Data entries for graphics:
((
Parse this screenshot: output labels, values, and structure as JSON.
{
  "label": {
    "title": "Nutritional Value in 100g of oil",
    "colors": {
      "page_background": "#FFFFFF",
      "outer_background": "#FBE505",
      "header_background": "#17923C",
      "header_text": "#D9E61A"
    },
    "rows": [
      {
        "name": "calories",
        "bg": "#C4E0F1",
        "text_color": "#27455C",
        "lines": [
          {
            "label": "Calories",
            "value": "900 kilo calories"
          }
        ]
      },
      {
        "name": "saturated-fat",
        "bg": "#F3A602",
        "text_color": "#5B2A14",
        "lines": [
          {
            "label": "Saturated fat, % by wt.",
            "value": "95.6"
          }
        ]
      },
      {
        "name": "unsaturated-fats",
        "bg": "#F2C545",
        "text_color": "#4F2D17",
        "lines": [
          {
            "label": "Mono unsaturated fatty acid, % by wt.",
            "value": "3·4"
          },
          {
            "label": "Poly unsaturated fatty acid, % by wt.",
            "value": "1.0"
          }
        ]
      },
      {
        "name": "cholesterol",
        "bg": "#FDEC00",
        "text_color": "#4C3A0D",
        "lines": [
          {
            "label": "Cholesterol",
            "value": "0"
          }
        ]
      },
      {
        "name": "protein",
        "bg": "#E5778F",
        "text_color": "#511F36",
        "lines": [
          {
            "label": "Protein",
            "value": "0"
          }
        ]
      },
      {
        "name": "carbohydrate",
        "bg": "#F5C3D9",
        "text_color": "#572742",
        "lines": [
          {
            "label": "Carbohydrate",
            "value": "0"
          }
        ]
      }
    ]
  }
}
))
### WORK ITEM
Where a line above holds the word "acid", copy it.

### REPLY TO THE TASK
            "label": "Mono unsaturated fatty acid, % by wt.",
            "label": "Poly unsaturated fatty acid, % by wt.",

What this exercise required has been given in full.